• [PAGE TEXT]
%%

- There are two versions of the song “Party Time” by the band “45 Grave”. The band recorded the ‘zombie version’ of their song for the movie’s soundtrack, which mentions the events of the film but is not featured in the movie itself. In the cemetery scene following Trash’s dance, the band’s original version of the song, which is about a 5-year-old girl beaten and raped and murdered by her own family, can be clearly heard playing instead.
- (at around 19 mins) The gravestone to the left of the large one upon which Trash first performs her striptease has the name ‘Archibald Leach’ on it. This is the real name of the actor better known as Cary Grant.
- The Darrow Chemical Company that manufactured 2-4-5 Trioxin in the film is based on the Dow Chemical Company, which in reality manufactured a chemical defoliant in the 1960s, commonly known as ‘Agent Orange’ (a 50:50 mix of 24d and 245t) and used to strip jungles in the Vietnam War. Agent Orange was sprayed in Vietnam and on the Gagetown Army Base in New Brunswick, Canada. It caused a lot of adverse health effects and is no longer used, although it was used extensively in New Zealand up until the 1980s, where it was manufactured (in New Plymouth) and sold under the name of Tordon Brush Killer. To avoid being sued by the Dow Chemical Company, the makers of Return of the Living Dead created the name “Darrow”, which sounds a lot like Dow when pronounced but wasn’t spelled the same.

%%

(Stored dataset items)
%%

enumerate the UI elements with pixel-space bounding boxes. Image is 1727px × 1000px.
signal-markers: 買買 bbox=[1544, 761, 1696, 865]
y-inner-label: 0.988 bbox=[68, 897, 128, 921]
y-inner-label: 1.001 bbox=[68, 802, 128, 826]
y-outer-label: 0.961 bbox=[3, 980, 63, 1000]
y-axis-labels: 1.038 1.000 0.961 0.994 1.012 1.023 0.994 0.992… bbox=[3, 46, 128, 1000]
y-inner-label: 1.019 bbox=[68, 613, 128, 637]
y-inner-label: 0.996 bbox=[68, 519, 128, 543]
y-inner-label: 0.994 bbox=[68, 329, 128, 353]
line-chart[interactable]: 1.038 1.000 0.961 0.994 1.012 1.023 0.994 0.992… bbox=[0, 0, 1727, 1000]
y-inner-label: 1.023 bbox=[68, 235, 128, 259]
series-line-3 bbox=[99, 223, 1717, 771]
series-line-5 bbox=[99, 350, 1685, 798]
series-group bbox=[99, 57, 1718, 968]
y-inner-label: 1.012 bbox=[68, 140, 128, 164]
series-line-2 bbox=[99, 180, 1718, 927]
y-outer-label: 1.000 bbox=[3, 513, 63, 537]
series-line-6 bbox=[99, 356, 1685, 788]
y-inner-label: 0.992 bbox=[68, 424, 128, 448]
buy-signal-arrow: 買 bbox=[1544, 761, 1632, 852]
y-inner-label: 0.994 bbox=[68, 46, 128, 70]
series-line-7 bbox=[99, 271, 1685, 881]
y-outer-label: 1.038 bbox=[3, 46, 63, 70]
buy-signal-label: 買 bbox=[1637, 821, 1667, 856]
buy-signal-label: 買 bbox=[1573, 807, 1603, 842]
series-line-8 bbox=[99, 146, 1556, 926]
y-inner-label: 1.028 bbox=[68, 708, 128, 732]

%%

• [EXERCISE AIM] Copy the full film trivia text word for word.

• [YOUR RESPONSE]
- There are two versions of the song “Party Time” by the band “45 Grave”. The band recorded the ‘zombie version’ of their song for the movie’s soundtrack, which mentions the events of the film but is not featured in the movie itself. In the cemetery scene following Trash’s dance, the band’s original version of the song, which is about a 5-year-old girl beaten and raped and murdered by her own family, can be clearly heard playing instead.
- (at around 19 mins) The gravestone to the left of the large one upon which Trash first performs her striptease has the name ‘Archibald Leach’ on it. This is the real name of the actor better known as Cary Grant.
- The Darrow Chemical Company that manufactured 2-4-5 Trioxin in the film is based on the Dow Chemical Company, which in reality manufactured a chemical defoliant in the 1960s, commonly known as ‘Agent Orange’ (a 50:50 mix of 24d and 245t) and used to strip jungles in the Vietnam War. Agent Orange was sprayed in Vietnam and on the Gagetown Army Base in New Brunswick, Canada. It caused a lot of adverse health effects and is no longer used, although it was used extensively in New Zealand up until the 1980s, where it was manufactured (in New Plymouth) and sold under the name of Tordon Brush Killer. To avoid being sued by the Dow Chemical Company, the makers of Return of the Living Dead created the name “Darrow”, which sounds a lot like Dow when pronounced but wasn’t spelled the same.